┌─ Entries shown
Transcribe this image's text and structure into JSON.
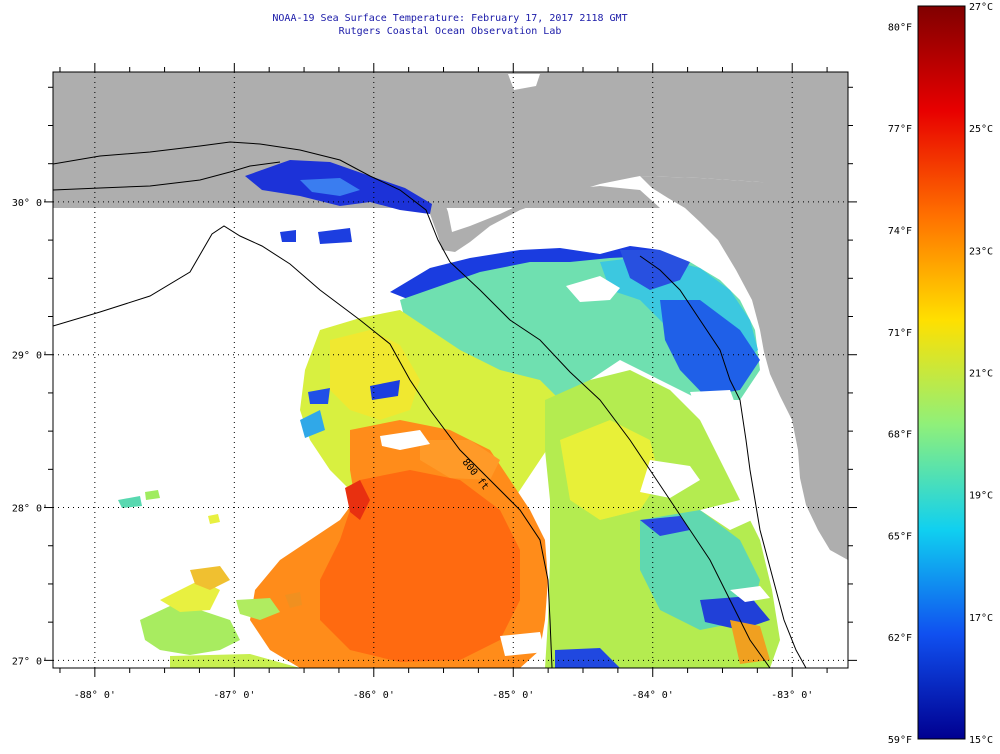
{
  "title": {
    "line1": "NOAA-19 Sea Surface Temperature:  February 17, 2017 2118 GMT",
    "line2": "Rutgers Coastal Ocean Observation Lab"
  },
  "map": {
    "lon_range": [
      -88.3,
      -82.6
    ],
    "lat_range": [
      26.95,
      30.85
    ],
    "contour_label": "800 ft",
    "lon_ticks": [
      {
        "value": -88,
        "label": "-88° 0'"
      },
      {
        "value": -87,
        "label": "-87° 0'"
      },
      {
        "value": -86,
        "label": "-86° 0'"
      },
      {
        "value": -85,
        "label": "-85° 0'"
      },
      {
        "value": -84,
        "label": "-84° 0'"
      },
      {
        "value": -83,
        "label": "-83° 0'"
      }
    ],
    "lat_ticks": [
      {
        "value": 30,
        "label": "30° 0'"
      },
      {
        "value": 29,
        "label": "29° 0'"
      },
      {
        "value": 28,
        "label": "28° 0'"
      },
      {
        "value": 27,
        "label": "27° 0'"
      }
    ],
    "colors": {
      "land": "#aeaeae",
      "cloud": "#ffffff",
      "frame": "#000000",
      "gridline": "#000000"
    }
  },
  "colorbar": {
    "celsius_range": [
      15,
      27
    ],
    "celsius_labels": [
      "27°C",
      "25°C",
      "23°C",
      "21°C",
      "19°C",
      "17°C",
      "15°C"
    ],
    "fahrenheit_labels": [
      "80°F",
      "77°F",
      "74°F",
      "71°F",
      "68°F",
      "65°F",
      "62°F",
      "59°F"
    ],
    "stops": [
      "#800000",
      "#e80000",
      "#ff7000",
      "#ffe000",
      "#8ff07a",
      "#10d0f0",
      "#1050f0",
      "#000090"
    ]
  }
}
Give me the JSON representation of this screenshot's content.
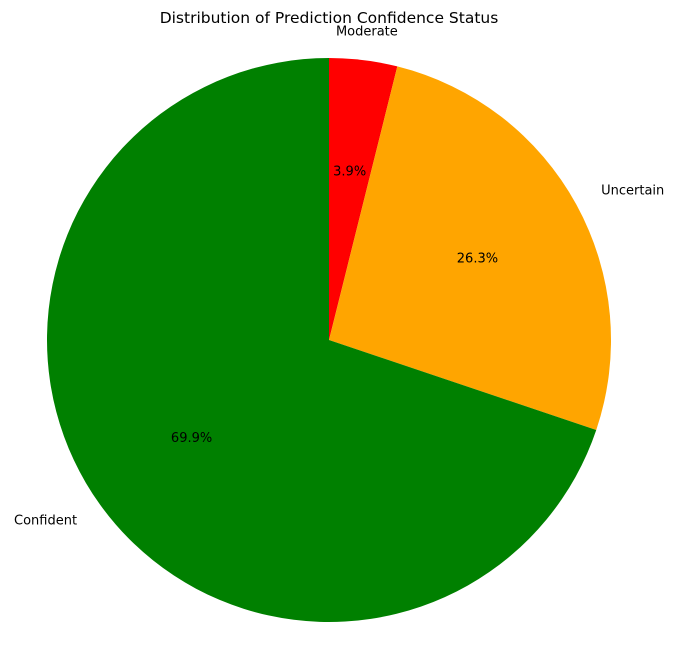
{
  "chart_data": {
    "type": "pie",
    "title": "Distribution of Prediction Confidence Status",
    "slices": [
      {
        "label": "Moderate",
        "value": 3.9,
        "pct_label": "3.9%",
        "color": "#ff0000"
      },
      {
        "label": "Uncertain",
        "value": 26.3,
        "pct_label": "26.3%",
        "color": "#ffa500"
      },
      {
        "label": "Confident",
        "value": 69.9,
        "pct_label": "69.9%",
        "color": "#008000"
      }
    ],
    "start_angle": "top",
    "direction": "clockwise",
    "legend": false
  }
}
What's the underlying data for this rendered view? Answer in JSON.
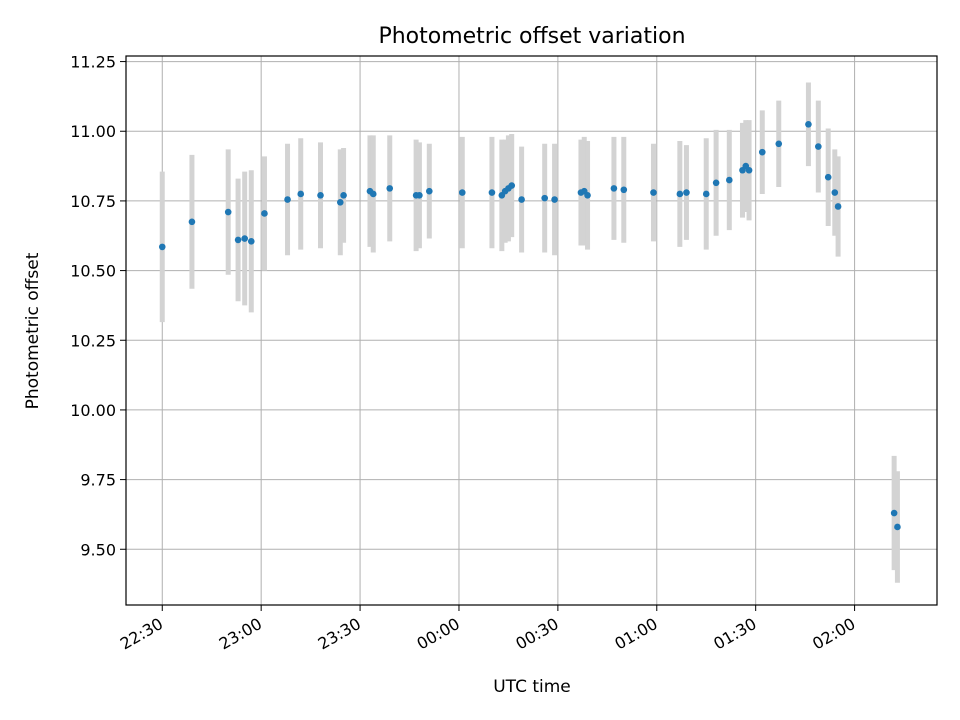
{
  "chart_data": {
    "type": "scatter",
    "title": "Photometric offset variation",
    "xlabel": "UTC time",
    "ylabel": "Photometric offset",
    "xlim": [
      "22:19",
      "02:25"
    ],
    "ylim": [
      9.3,
      11.27
    ],
    "x_ticks": [
      "22:30",
      "23:00",
      "23:30",
      "00:00",
      "00:30",
      "01:00",
      "01:30",
      "02:00"
    ],
    "y_ticks": [
      "9.50",
      "9.75",
      "10.00",
      "10.25",
      "10.50",
      "10.75",
      "11.00",
      "11.25"
    ],
    "grid": true,
    "colors": {
      "points": "#1f77b4",
      "errorbars": "#d3d3d3",
      "grid": "#b0b0b0"
    },
    "series": [
      {
        "x": [
          "22:30",
          "22:39",
          "22:50",
          "22:53",
          "22:55",
          "22:57",
          "23:01",
          "23:08",
          "23:12",
          "23:18",
          "23:24",
          "23:25",
          "23:33",
          "23:34",
          "23:39",
          "23:47",
          "23:48",
          "23:51",
          "24:01",
          "24:10",
          "24:13",
          "24:14",
          "24:15",
          "24:16",
          "24:19",
          "24:26",
          "24:29",
          "24:37",
          "24:38",
          "24:39",
          "24:47",
          "24:50",
          "24:59",
          "25:07",
          "25:09",
          "25:15",
          "25:18",
          "25:22",
          "25:26",
          "25:27",
          "25:28",
          "25:32",
          "25:37",
          "25:46",
          "25:49",
          "25:52",
          "25:54",
          "25:55",
          "26:12",
          "26:13"
        ],
        "y": [
          10.585,
          10.675,
          10.71,
          10.61,
          10.615,
          10.605,
          10.705,
          10.755,
          10.775,
          10.77,
          10.745,
          10.77,
          10.785,
          10.775,
          10.795,
          10.77,
          10.77,
          10.785,
          10.78,
          10.78,
          10.77,
          10.785,
          10.795,
          10.805,
          10.755,
          10.76,
          10.755,
          10.78,
          10.785,
          10.77,
          10.795,
          10.79,
          10.78,
          10.775,
          10.78,
          10.775,
          10.815,
          10.825,
          10.86,
          10.875,
          10.86,
          10.925,
          10.955,
          11.025,
          10.945,
          10.835,
          10.78,
          10.73,
          9.63,
          9.58
        ],
        "err": [
          0.27,
          0.24,
          0.225,
          0.22,
          0.24,
          0.255,
          0.205,
          0.2,
          0.2,
          0.19,
          0.19,
          0.17,
          0.2,
          0.21,
          0.19,
          0.2,
          0.19,
          0.17,
          0.2,
          0.2,
          0.2,
          0.185,
          0.19,
          0.185,
          0.19,
          0.195,
          0.2,
          0.19,
          0.195,
          0.195,
          0.185,
          0.19,
          0.175,
          0.19,
          0.17,
          0.2,
          0.19,
          0.18,
          0.17,
          0.165,
          0.18,
          0.15,
          0.155,
          0.15,
          0.165,
          0.175,
          0.155,
          0.18,
          0.205,
          0.2
        ]
      }
    ]
  }
}
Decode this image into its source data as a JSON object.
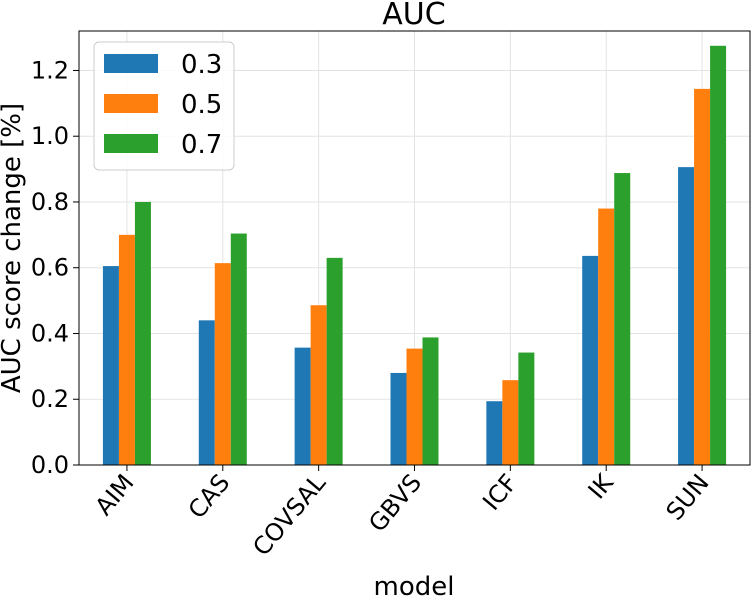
{
  "chart_data": {
    "type": "bar",
    "title": "AUC",
    "xlabel": "model",
    "ylabel": "AUC score change [%]",
    "categories": [
      "AIM",
      "CAS",
      "COVSAL",
      "GBVS",
      "ICF",
      "IK",
      "SUN"
    ],
    "series": [
      {
        "name": "0.3",
        "color": "#1f77b4",
        "values": [
          0.605,
          0.44,
          0.357,
          0.28,
          0.194,
          0.636,
          0.906
        ]
      },
      {
        "name": "0.5",
        "color": "#ff7f0e",
        "values": [
          0.7,
          0.614,
          0.486,
          0.354,
          0.258,
          0.78,
          1.144
        ]
      },
      {
        "name": "0.7",
        "color": "#2ca02c",
        "values": [
          0.8,
          0.704,
          0.63,
          0.388,
          0.342,
          0.888,
          1.275
        ]
      }
    ],
    "yticks": [
      "0.0",
      "0.2",
      "0.4",
      "0.6",
      "0.8",
      "1.0",
      "1.2"
    ],
    "ylim": [
      0,
      1.32
    ],
    "grid": true,
    "legend_position": "top-left"
  }
}
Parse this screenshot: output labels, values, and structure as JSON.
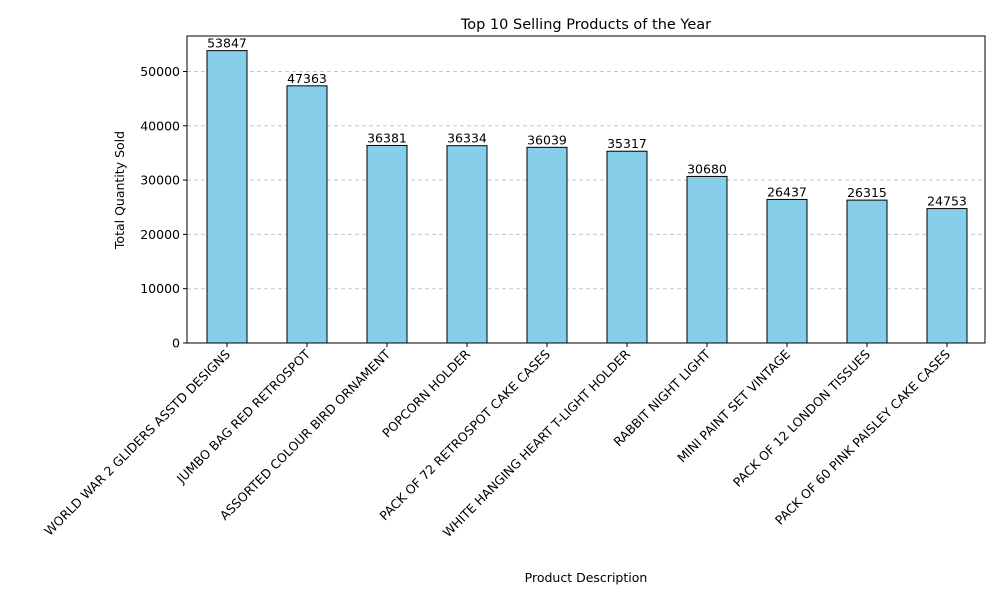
{
  "chart_data": {
    "type": "bar",
    "title": "Top 10 Selling Products of the Year",
    "xlabel": "Product Description",
    "ylabel": "Total Quantity Sold",
    "categories": [
      "WORLD WAR 2 GLIDERS ASSTD DESIGNS",
      "JUMBO BAG RED RETROSPOT",
      "ASSORTED COLOUR BIRD ORNAMENT",
      "POPCORN HOLDER",
      "PACK OF 72 RETROSPOT CAKE CASES",
      "WHITE HANGING HEART T-LIGHT HOLDER",
      "RABBIT NIGHT LIGHT",
      "MINI PAINT SET VINTAGE",
      "PACK OF 12 LONDON TISSUES",
      "PACK OF 60 PINK PAISLEY CAKE CASES"
    ],
    "values": [
      53847,
      47363,
      36381,
      36334,
      36039,
      35317,
      30680,
      26437,
      26315,
      24753
    ],
    "ylim": [
      0,
      56539
    ],
    "yticks": [
      0,
      10000,
      20000,
      30000,
      40000,
      50000
    ],
    "grid": "y-dashed",
    "bar_color": "#87ceeb",
    "bar_edge_color": "#000000",
    "grid_color": "#c7c7c7"
  }
}
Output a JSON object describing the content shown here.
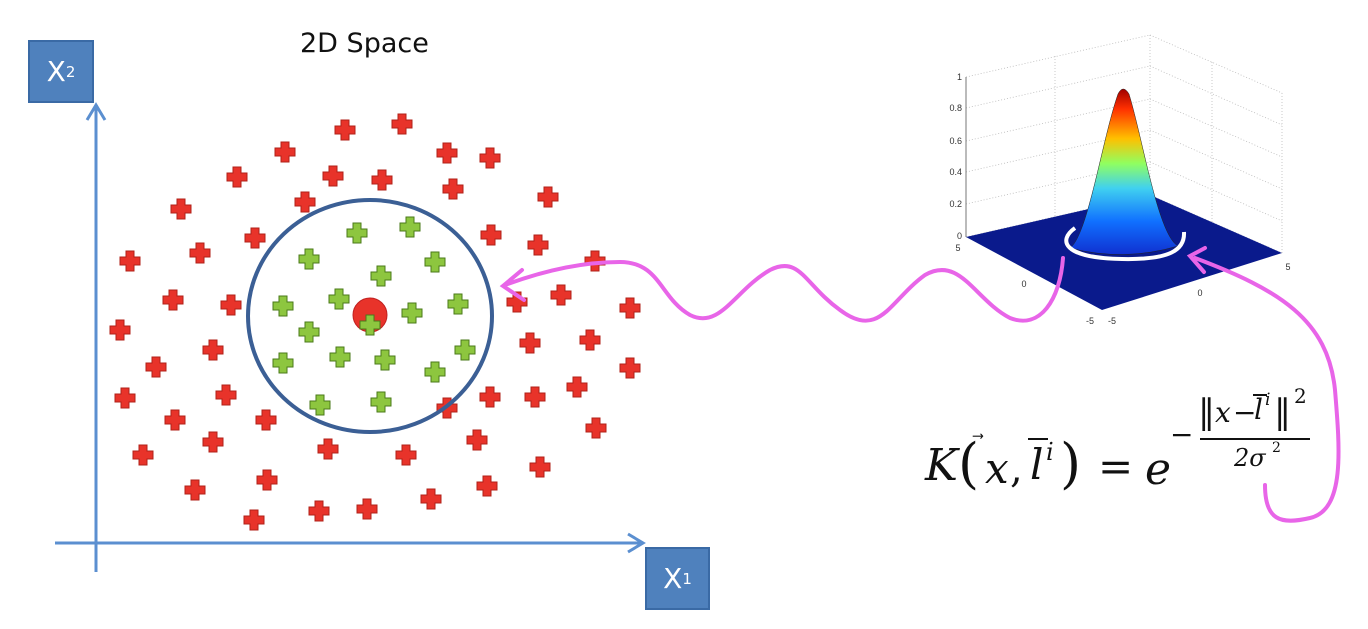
└─
▶ Work to be completed
Reproduce all entries exactly. Pictures do not belong in the copy.

▶ Output for this exercise
Transcribe this image's text and structure into JSON.
{
  "title": {
    "line1": "NOAA-19 Sea Surface Temperature:  February 17, 2017 2118 GMT",
    "line2": "Rutgers Coastal Ocean Observation Lab"
  },
  "map": {
    "lon_range": [
      -88.3,
      -82.6
    ],
    "lat_range": [
      26.95,
      30.85
    ],
    "contour_label": "800 ft",
    "lon_ticks": [
      {
        "value": -88,
        "label": "-88° 0'"
      },
      {
        "value": -87,
        "label": "-87° 0'"
      },
      {
        "value": -86,
        "label": "-86° 0'"
      },
      {
        "value": -85,
        "label": "-85° 0'"
      },
      {
        "value": -84,
        "label": "-84° 0'"
      },
      {
        "value": -83,
        "label": "-83° 0'"
      }
    ],
    "lat_ticks": [
      {
        "value": 30,
        "label": "30° 0'"
      },
      {
        "value": 29,
        "label": "29° 0'"
      },
      {
        "value": 28,
        "label": "28° 0'"
      },
      {
        "value": 27,
        "label": "27° 0'"
      }
    ],
    "colors": {
      "land": "#aeaeae",
      "cloud": "#ffffff",
      "frame": "#000000",
      "gridline": "#000000"
    }
  },
  "colorbar": {
    "celsius_range": [
      15,
      27
    ],
    "celsius_labels": [
      "27°C",
      "25°C",
      "23°C",
      "21°C",
      "19°C",
      "17°C",
      "15°C"
    ],
    "fahrenheit_labels": [
      "80°F",
      "77°F",
      "74°F",
      "71°F",
      "68°F",
      "65°F",
      "62°F",
      "59°F"
    ],
    "stops": [
      "#800000",
      "#e80000",
      "#ff7000",
      "#ffe000",
      "#8ff07a",
      "#10d0f0",
      "#1050f0",
      "#000090"
    ]
  }
}
Give me the JSON representation of this screenshot's content.
{
  "chart_data": {
    "type": "pie",
    "title": "Distribution of Prediction Confidence Status",
    "slices": [
      {
        "label": "Moderate",
        "value": 3.9,
        "pct_label": "3.9%",
        "color": "#ff0000"
      },
      {
        "label": "Uncertain",
        "value": 26.3,
        "pct_label": "26.3%",
        "color": "#ffa500"
      },
      {
        "label": "Confident",
        "value": 69.9,
        "pct_label": "69.9%",
        "color": "#008000"
      }
    ],
    "start_angle": "top",
    "direction": "clockwise",
    "legend": false
  }
}
What's the underlying data for this rendered view? Answer in JSON.
{
  "chart_data": {
    "type": "scatter",
    "title": "Photometric offset variation",
    "xlabel": "UTC time",
    "ylabel": "Photometric offset",
    "xlim": [
      "22:19",
      "02:25"
    ],
    "ylim": [
      9.3,
      11.27
    ],
    "x_ticks": [
      "22:30",
      "23:00",
      "23:30",
      "00:00",
      "00:30",
      "01:00",
      "01:30",
      "02:00"
    ],
    "y_ticks": [
      "9.50",
      "9.75",
      "10.00",
      "10.25",
      "10.50",
      "10.75",
      "11.00",
      "11.25"
    ],
    "grid": true,
    "colors": {
      "points": "#1f77b4",
      "errorbars": "#d3d3d3",
      "grid": "#b0b0b0"
    },
    "series": [
      {
        "x": [
          "22:30",
          "22:39",
          "22:50",
          "22:53",
          "22:55",
          "22:57",
          "23:01",
          "23:08",
          "23:12",
          "23:18",
          "23:24",
          "23:25",
          "23:33",
          "23:34",
          "23:39",
          "23:47",
          "23:48",
          "23:51",
          "24:01",
          "24:10",
          "24:13",
          "24:14",
          "24:15",
          "24:16",
          "24:19",
          "24:26",
          "24:29",
          "24:37",
          "24:38",
          "24:39",
          "24:47",
          "24:50",
          "24:59",
          "25:07",
          "25:09",
          "25:15",
          "25:18",
          "25:22",
          "25:26",
          "25:27",
          "25:28",
          "25:32",
          "25:37",
          "25:46",
          "25:49",
          "25:52",
          "25:54",
          "25:55",
          "26:12",
          "26:13"
        ],
        "y": [
          10.585,
          10.675,
          10.71,
          10.61,
          10.615,
          10.605,
          10.705,
          10.755,
          10.775,
          10.77,
          10.745,
          10.77,
          10.785,
          10.775,
          10.795,
          10.77,
          10.77,
          10.785,
          10.78,
          10.78,
          10.77,
          10.785,
          10.795,
          10.805,
          10.755,
          10.76,
          10.755,
          10.78,
          10.785,
          10.77,
          10.795,
          10.79,
          10.78,
          10.775,
          10.78,
          10.775,
          10.815,
          10.825,
          10.86,
          10.875,
          10.86,
          10.925,
          10.955,
          11.025,
          10.945,
          10.835,
          10.78,
          10.73,
          9.63,
          9.58
        ],
        "err": [
          0.27,
          0.24,
          0.225,
          0.22,
          0.24,
          0.255,
          0.205,
          0.2,
          0.2,
          0.19,
          0.19,
          0.17,
          0.2,
          0.21,
          0.19,
          0.2,
          0.19,
          0.17,
          0.2,
          0.2,
          0.2,
          0.185,
          0.19,
          0.185,
          0.19,
          0.195,
          0.2,
          0.19,
          0.195,
          0.195,
          0.185,
          0.19,
          0.175,
          0.19,
          0.17,
          0.2,
          0.19,
          0.18,
          0.17,
          0.165,
          0.18,
          0.15,
          0.155,
          0.15,
          0.165,
          0.175,
          0.155,
          0.18,
          0.205,
          0.2
        ]
      }
    ]
  }
}
Decode this image into its source data as a JSON object.
{
  "chart_data": {
    "type": "bar",
    "title": "AUC",
    "xlabel": "model",
    "ylabel": "AUC score change [%]",
    "categories": [
      "AIM",
      "CAS",
      "COVSAL",
      "GBVS",
      "ICF",
      "IK",
      "SUN"
    ],
    "series": [
      {
        "name": "0.3",
        "color": "#1f77b4",
        "values": [
          0.605,
          0.44,
          0.357,
          0.28,
          0.194,
          0.636,
          0.906
        ]
      },
      {
        "name": "0.5",
        "color": "#ff7f0e",
        "values": [
          0.7,
          0.614,
          0.486,
          0.354,
          0.258,
          0.78,
          1.144
        ]
      },
      {
        "name": "0.7",
        "color": "#2ca02c",
        "values": [
          0.8,
          0.704,
          0.63,
          0.388,
          0.342,
          0.888,
          1.275
        ]
      }
    ],
    "yticks": [
      "0.0",
      "0.2",
      "0.4",
      "0.6",
      "0.8",
      "1.0",
      "1.2"
    ],
    "ylim": [
      0,
      1.32
    ],
    "grid": true,
    "legend_position": "top-left"
  }
}
Parse this screenshot: output labels, values, and structure as JSON.
{
  "chart_data": {
    "type": "bar",
    "title": "Top 10 Selling Products of the Year",
    "xlabel": "Product Description",
    "ylabel": "Total Quantity Sold",
    "categories": [
      "WORLD WAR 2 GLIDERS ASSTD DESIGNS",
      "JUMBO BAG RED RETROSPOT",
      "ASSORTED COLOUR BIRD ORNAMENT",
      "POPCORN HOLDER",
      "PACK OF 72 RETROSPOT CAKE CASES",
      "WHITE HANGING HEART T-LIGHT HOLDER",
      "RABBIT NIGHT LIGHT",
      "MINI PAINT SET VINTAGE",
      "PACK OF 12 LONDON TISSUES",
      "PACK OF 60 PINK PAISLEY CAKE CASES"
    ],
    "values": [
      53847,
      47363,
      36381,
      36334,
      36039,
      35317,
      30680,
      26437,
      26315,
      24753
    ],
    "ylim": [
      0,
      56539
    ],
    "yticks": [
      0,
      10000,
      20000,
      30000,
      40000,
      50000
    ],
    "grid": "y-dashed",
    "bar_color": "#87ceeb",
    "bar_edge_color": "#000000",
    "grid_color": "#c7c7c7"
  }
}
Output a JSON object describing the content shown here.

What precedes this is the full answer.